**Work to do**.
Make an exact transcription of the material, leaving out all images.

# Dataset records start

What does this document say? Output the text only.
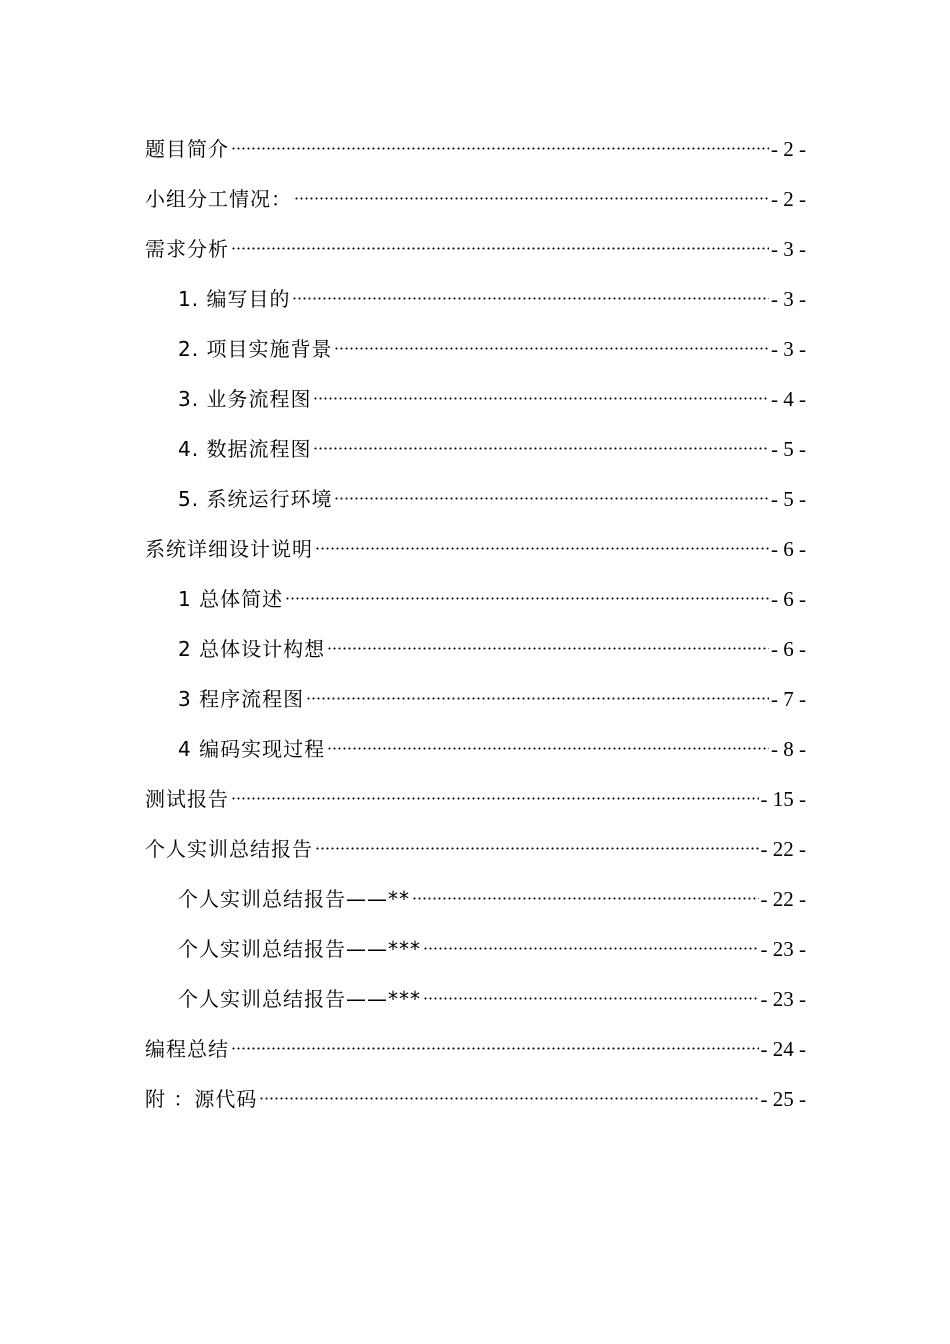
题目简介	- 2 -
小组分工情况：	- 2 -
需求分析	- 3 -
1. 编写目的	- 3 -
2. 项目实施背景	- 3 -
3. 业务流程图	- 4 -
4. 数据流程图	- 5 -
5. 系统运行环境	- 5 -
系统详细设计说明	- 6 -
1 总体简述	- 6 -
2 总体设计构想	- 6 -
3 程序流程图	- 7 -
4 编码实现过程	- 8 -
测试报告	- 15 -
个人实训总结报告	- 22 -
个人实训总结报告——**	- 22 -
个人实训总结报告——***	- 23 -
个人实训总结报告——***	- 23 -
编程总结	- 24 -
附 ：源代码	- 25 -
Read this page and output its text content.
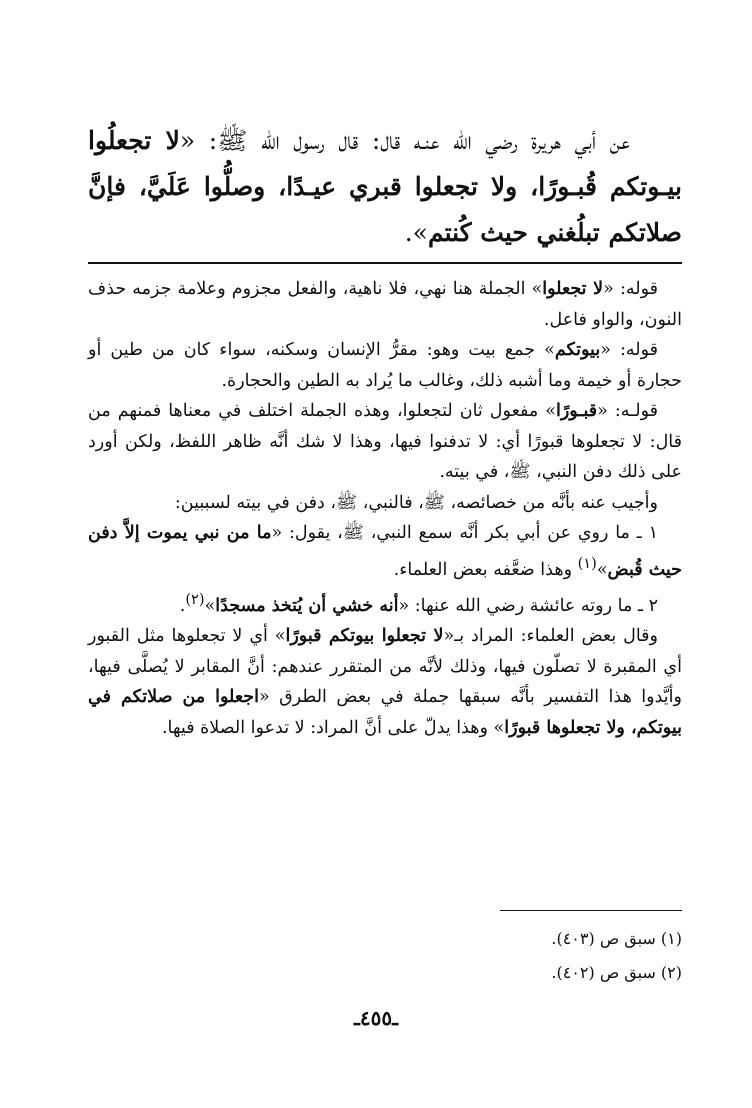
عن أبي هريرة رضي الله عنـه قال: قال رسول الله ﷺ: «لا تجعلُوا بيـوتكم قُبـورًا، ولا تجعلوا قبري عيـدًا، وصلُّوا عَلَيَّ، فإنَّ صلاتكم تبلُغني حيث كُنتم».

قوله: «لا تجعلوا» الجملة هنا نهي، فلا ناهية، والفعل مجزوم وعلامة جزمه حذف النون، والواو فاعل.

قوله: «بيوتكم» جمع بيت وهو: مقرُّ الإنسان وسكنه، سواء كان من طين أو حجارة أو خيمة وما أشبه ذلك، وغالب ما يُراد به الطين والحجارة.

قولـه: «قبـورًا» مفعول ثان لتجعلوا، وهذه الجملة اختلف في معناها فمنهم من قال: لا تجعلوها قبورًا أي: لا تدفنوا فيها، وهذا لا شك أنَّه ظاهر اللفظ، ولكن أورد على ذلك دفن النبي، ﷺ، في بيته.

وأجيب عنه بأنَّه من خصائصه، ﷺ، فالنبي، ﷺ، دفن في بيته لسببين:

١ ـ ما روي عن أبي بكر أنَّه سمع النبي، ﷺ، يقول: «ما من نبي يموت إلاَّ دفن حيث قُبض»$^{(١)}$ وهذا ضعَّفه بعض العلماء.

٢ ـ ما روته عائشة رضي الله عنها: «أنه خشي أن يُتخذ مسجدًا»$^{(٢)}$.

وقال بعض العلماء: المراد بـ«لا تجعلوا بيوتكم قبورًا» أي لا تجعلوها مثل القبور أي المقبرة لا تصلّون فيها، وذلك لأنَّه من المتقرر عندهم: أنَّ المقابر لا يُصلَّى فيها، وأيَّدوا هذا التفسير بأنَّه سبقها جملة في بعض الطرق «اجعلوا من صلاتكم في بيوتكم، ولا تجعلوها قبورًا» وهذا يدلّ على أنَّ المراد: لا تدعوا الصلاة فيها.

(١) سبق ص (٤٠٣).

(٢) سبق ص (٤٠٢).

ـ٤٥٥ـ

# Dataset records end

**Output of the exercise**.
What does this document say? Output the text only.
题目简介	- 2 -
小组分工情况：	- 2 -
需求分析	- 3 -
1. 编写目的	- 3 -
2. 项目实施背景	- 3 -
3. 业务流程图	- 4 -
4. 数据流程图	- 5 -
5. 系统运行环境	- 5 -
系统详细设计说明	- 6 -
1 总体简述	- 6 -
2 总体设计构想	- 6 -
3 程序流程图	- 7 -
4 编码实现过程	- 8 -
测试报告	- 15 -
个人实训总结报告	- 22 -
个人实训总结报告——**	- 22 -
个人实训总结报告——***	- 23 -
个人实训总结报告——***	- 23 -
编程总结	- 24 -
附 ：源代码	- 25 -
Read this page and output its text content.
عن أبي هريرة رضي الله عنـه قال: قال رسول الله ﷺ: «لا تجعلُوا بيـوتكم قُبـورًا، ولا تجعلوا قبري عيـدًا، وصلُّوا عَلَيَّ، فإنَّ صلاتكم تبلُغني حيث كُنتم».

قوله: «لا تجعلوا» الجملة هنا نهي، فلا ناهية، والفعل مجزوم وعلامة جزمه حذف النون، والواو فاعل.

قوله: «بيوتكم» جمع بيت وهو: مقرُّ الإنسان وسكنه، سواء كان من طين أو حجارة أو خيمة وما أشبه ذلك، وغالب ما يُراد به الطين والحجارة.

قولـه: «قبـورًا» مفعول ثان لتجعلوا، وهذه الجملة اختلف في معناها فمنهم من قال: لا تجعلوها قبورًا أي: لا تدفنوا فيها، وهذا لا شك أنَّه ظاهر اللفظ، ولكن أورد على ذلك دفن النبي، ﷺ، في بيته.

وأجيب عنه بأنَّه من خصائصه، ﷺ، فالنبي، ﷺ، دفن في بيته لسببين:

١ ـ ما روي عن أبي بكر أنَّه سمع النبي، ﷺ، يقول: «ما من نبي يموت إلاَّ دفن حيث قُبض»$^{(١)}$ وهذا ضعَّفه بعض العلماء.

٢ ـ ما روته عائشة رضي الله عنها: «أنه خشي أن يُتخذ مسجدًا»$^{(٢)}$.

وقال بعض العلماء: المراد بـ«لا تجعلوا بيوتكم قبورًا» أي لا تجعلوها مثل القبور أي المقبرة لا تصلّون فيها، وذلك لأنَّه من المتقرر عندهم: أنَّ المقابر لا يُصلَّى فيها، وأيَّدوا هذا التفسير بأنَّه سبقها جملة في بعض الطرق «اجعلوا من صلاتكم في بيوتكم، ولا تجعلوها قبورًا» وهذا يدلّ على أنَّ المراد: لا تدعوا الصلاة فيها.

(١) سبق ص (٤٠٣).

(٢) سبق ص (٤٠٢).

ـ٤٥٥ـ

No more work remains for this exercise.